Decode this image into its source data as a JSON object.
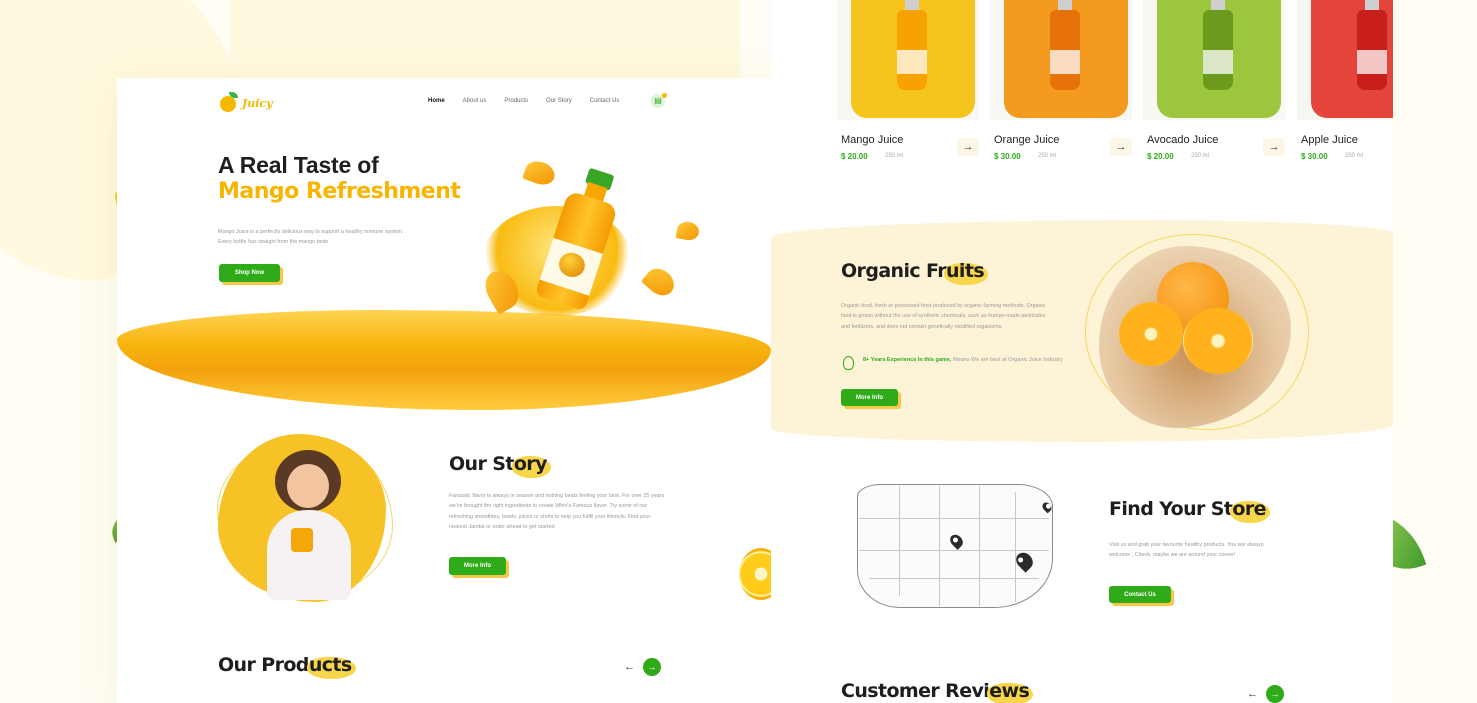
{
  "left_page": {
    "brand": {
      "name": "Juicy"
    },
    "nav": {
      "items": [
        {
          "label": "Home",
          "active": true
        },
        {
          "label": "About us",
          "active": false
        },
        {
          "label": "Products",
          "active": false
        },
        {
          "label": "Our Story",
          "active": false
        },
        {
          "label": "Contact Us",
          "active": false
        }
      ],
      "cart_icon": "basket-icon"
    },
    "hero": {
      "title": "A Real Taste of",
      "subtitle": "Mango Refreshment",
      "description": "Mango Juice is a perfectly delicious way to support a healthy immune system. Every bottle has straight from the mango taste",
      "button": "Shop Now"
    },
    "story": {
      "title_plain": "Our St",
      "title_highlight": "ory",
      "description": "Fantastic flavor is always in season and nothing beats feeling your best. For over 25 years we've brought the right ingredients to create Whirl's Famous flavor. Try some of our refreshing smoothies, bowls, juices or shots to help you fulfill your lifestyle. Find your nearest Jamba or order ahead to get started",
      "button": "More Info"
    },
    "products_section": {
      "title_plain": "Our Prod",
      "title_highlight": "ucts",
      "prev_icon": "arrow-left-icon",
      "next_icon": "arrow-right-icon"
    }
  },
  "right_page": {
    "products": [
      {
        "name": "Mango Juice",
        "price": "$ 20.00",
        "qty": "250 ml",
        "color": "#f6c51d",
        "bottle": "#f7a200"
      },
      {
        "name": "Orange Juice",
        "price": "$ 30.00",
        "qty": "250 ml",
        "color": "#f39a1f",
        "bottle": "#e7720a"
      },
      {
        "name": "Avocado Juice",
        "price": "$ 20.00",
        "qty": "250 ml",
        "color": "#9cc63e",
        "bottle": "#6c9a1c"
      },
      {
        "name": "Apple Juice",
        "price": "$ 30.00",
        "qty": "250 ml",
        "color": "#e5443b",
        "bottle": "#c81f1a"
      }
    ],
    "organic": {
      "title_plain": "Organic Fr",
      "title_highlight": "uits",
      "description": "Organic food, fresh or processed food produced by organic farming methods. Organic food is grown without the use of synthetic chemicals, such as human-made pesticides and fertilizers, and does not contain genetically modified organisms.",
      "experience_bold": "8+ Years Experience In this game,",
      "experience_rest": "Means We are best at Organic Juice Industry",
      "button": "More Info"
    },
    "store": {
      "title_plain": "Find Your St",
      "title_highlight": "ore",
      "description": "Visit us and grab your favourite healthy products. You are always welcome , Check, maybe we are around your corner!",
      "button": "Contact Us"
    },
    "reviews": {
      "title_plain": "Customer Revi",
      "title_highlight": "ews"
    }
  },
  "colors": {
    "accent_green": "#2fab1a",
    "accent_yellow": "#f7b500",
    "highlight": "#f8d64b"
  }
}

...

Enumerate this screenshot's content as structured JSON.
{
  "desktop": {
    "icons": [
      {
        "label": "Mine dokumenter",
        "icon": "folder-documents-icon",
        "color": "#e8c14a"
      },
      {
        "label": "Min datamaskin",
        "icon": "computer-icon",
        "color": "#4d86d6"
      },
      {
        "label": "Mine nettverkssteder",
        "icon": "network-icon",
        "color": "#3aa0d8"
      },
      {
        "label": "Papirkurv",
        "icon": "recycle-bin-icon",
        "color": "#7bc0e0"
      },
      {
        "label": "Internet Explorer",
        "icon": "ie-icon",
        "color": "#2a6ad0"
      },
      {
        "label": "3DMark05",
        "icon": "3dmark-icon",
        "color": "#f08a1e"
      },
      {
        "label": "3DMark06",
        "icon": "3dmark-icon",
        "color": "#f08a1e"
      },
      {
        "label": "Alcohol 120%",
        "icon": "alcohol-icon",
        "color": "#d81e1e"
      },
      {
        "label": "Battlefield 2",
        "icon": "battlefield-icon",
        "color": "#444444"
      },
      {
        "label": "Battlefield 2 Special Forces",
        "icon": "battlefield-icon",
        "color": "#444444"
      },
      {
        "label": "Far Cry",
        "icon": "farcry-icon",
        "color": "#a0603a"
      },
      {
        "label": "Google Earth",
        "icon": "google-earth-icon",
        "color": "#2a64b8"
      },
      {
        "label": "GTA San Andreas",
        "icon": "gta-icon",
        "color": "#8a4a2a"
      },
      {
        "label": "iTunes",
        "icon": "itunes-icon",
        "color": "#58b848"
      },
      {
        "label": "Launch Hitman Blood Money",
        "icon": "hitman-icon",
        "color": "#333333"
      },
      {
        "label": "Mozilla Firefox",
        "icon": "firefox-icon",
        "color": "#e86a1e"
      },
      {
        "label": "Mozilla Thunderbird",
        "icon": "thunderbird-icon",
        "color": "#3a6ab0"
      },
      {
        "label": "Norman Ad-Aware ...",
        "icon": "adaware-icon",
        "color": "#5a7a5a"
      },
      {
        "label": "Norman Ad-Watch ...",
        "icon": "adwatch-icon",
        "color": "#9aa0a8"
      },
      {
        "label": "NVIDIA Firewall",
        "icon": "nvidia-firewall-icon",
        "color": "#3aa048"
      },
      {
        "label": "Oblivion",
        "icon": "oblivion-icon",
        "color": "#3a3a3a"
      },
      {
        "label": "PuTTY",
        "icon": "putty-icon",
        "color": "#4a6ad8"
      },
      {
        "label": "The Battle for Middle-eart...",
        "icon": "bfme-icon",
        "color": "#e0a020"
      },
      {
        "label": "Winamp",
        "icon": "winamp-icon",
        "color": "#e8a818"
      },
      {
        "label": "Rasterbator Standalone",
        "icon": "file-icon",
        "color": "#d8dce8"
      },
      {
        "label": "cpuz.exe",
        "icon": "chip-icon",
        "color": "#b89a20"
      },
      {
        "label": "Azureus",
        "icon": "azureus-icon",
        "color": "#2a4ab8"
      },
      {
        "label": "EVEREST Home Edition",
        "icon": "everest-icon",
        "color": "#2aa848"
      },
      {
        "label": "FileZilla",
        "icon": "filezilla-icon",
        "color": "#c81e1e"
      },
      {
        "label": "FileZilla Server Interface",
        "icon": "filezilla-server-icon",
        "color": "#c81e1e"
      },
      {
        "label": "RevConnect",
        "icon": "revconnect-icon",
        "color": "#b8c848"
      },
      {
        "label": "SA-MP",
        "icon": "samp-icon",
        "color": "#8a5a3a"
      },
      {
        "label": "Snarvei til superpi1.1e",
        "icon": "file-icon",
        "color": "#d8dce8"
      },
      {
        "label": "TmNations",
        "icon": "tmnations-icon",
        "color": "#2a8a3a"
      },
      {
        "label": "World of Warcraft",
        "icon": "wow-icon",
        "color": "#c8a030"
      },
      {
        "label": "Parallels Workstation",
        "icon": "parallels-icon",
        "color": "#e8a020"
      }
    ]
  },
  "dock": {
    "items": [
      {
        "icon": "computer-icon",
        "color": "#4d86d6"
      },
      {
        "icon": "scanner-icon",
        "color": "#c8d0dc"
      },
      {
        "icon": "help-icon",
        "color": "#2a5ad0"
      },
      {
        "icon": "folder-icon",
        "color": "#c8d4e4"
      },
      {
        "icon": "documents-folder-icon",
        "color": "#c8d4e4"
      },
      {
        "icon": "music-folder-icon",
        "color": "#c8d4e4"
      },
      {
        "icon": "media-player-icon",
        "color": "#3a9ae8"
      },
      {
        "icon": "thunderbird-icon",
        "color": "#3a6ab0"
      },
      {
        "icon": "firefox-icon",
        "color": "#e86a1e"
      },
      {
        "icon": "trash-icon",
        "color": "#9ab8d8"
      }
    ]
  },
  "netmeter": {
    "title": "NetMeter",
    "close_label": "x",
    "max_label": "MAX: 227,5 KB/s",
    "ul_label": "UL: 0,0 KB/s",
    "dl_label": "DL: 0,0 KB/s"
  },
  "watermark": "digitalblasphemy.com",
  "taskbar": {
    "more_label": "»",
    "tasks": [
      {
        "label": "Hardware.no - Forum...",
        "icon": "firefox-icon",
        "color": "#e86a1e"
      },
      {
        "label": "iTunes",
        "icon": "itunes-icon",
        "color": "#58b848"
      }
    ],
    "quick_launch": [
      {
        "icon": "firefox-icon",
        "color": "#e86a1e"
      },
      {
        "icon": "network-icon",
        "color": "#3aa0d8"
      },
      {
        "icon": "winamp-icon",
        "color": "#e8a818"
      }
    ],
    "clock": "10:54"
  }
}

[Exercise directions] Point out every line holding the string "Mozilla" and copy it.

[Written answer]
        "label": "Mozilla Firefox",
        "label": "Mozilla Thunderbird",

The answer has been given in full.